■ EXCERPT TO READ ■
++++++

For the moment, I'm going to strike the comment from the post. I don't want to ascribe a viewpoint to VincentYu that he doesn't actually hold.

**aspera**on On the importance of taking limits: Infinite Spheres of Utility · 2013-10-15T19:03:33.543Z · LW · GW

I added a section called "Deciding how to decide" that (hopefully) deals with this issue appropriately. I also amended the conclusion, and added you as an acknowledgement.

**aspera**on On the importance of taking limits: Infinite Spheres of Utility · 2013-10-15T03:45:35.701Z · LW · GW

I'm not sure why it got moved: maybe not central to the thesis of LW, or maybe not high enough quality. I'm going to add some discussion of counter-arguments to the limit method. Maybe that will make a difference.

I noticed that the discussion picked up when it got moved, and I learned some useful stuff from it, so I'm not complaining.

**aspera**on On the importance of taking limits: Infinite Spheres of Utility · 2013-10-14T03:11:52.364Z · LW · GW

Ok, I think I've got it. I'm not familiar with VNM utility, and I'll make sure to educate myself.

I'm going to edit the post to reflect this issue, but it may take me some time. It is clear (now that you point it out) that we can think of the ill-posedness coming from our insistence that the solution conform to aggregative utilitarianism, and it may be possible to sidestep the paradox if we choose another paradigm of decision theory. Still, I think it's worth working as an example, because, as you say, AU is a good general standard, and many readers will be familiar with it. At the minimum, this would be an interesting finite AU decision problem.

Thanks for all the time you've put into this.

**aspera**on On the importance of taking limits: Infinite Spheres of Utility · 2013-10-13T20:23:40.188Z · LW · GW

I would like to include this issue in the post, but I want to make sure I understand it first. Tell me if this is right:

It is possible mathematically to represent a countably infinite number of immortal people, as well as the process of moving them between spheres. Further, we should not expect

a priorithat a problem involving such infinities would have a solution equivalent to those solutions reached by taking infinite limits of an analogous finite problem. Some confusion arises when we introduce the concept of “utility” to determine which of the two choices is better, since utility only serves as a basis on which to make decision for finite problems.

If that’s what you’re saying, I have a couple of questions.

Do you view the paradox as therefore unresolvable as stated, or would you claim that a different resolution is correct?

If I carefully restricted my claim about ill-posedness to the question of which choice is better from a utilitarian sense, would you agree with it?

**aspera**on On the importance of taking limits: Infinite Spheres of Utility · 2013-10-13T16:16:09.996Z · LW · GW

The final section has been edited to reflect the concerns of some of the commenters.

**aspera**on On the importance of taking limits: Infinite Spheres of Utility · 2013-10-13T03:29:33.804Z · LW · GW

Thanks to whomever moved this to Discussion. From the FAQ, I wasn't sure where to put it. This is better, in retrospect.

++++++

■ INSTRUCTION A ■
In the comment thread about infinite spheres of utility, what is the title of the section that was added to the post?
■ INSTRUCTION B ■
Go on with the comment thread about infinite spheres of utility from where it stops.
The material that comes next isn't needed.

■ AVAILABLE DATA ■

++++++

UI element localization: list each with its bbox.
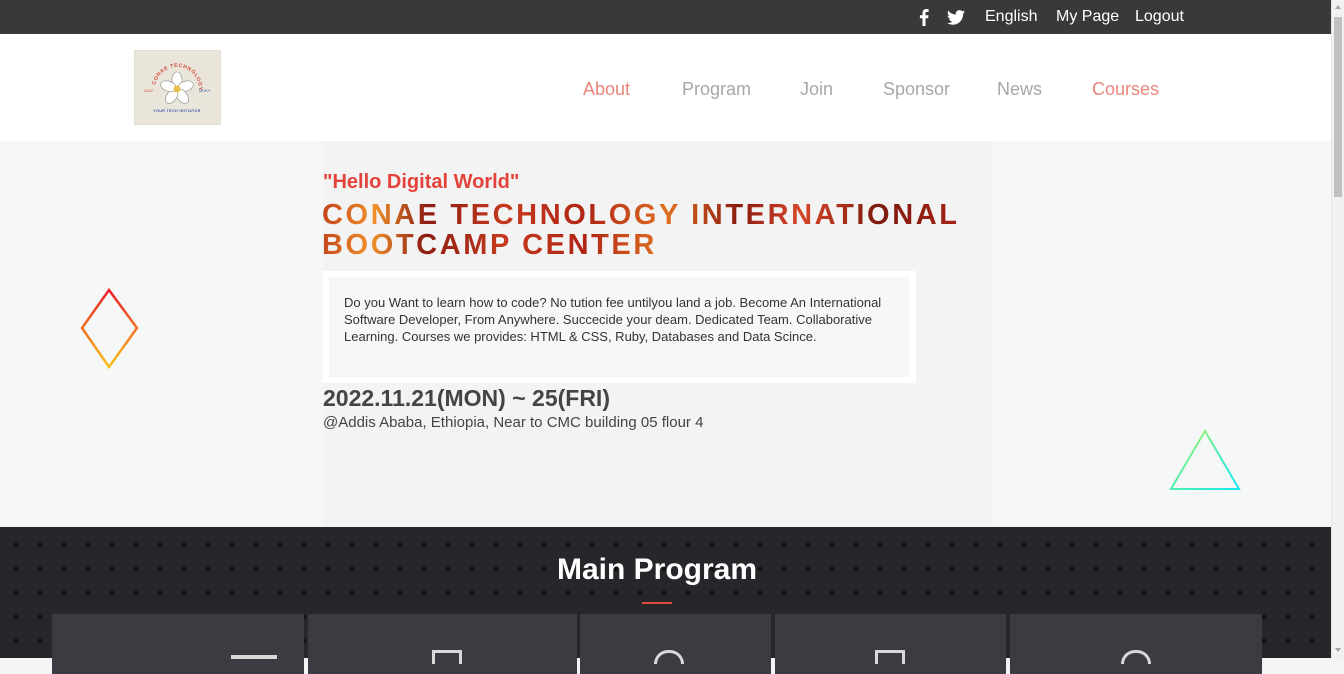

++++++

■ EXERCISE OUTPUT A ■
"Deciding how to decide"

■ EXERCISE OUTPUT B ■
**aspera**on On the importance of taking limits: Infinite Spheres of Utility · 2013-10-13T03:27:39.380Z · LW · GW

Thanks! Do you guys want to copy edit my journal papers? ;)

**aspera**on On the importance of taking limits: Infinite Spheres of Utility · 2013-10-13T03:27:14.162Z · LW · GW

You're completely right! As stated, the problem is ill posed, i.e. it has no unique solution, so we didn't solve it.

Instead, we solved a *similar* problem by introducing a new parameter, \alpha. It was useful because we gained a mathematical description that works for very large n and s, and which matches our intuition about the problem.

It is important to recognize, as you point out, that that taking limits does not *solve* the problem. It just elucidates why we can't solve it as stated.

**aspera**on On the importance of taking limits: Infinite Spheres of Utility · 2013-10-13T03:23:32.197Z · LW · GW

I agree that it's a lot to cover, but I wanted to work a full example. We talk a lot on LW about decision analysis and paradoxes in the abstract, but I'm coming from a math/physics background, and it's much more helpful for me to see concrete examples. I assume some other people feel the same way.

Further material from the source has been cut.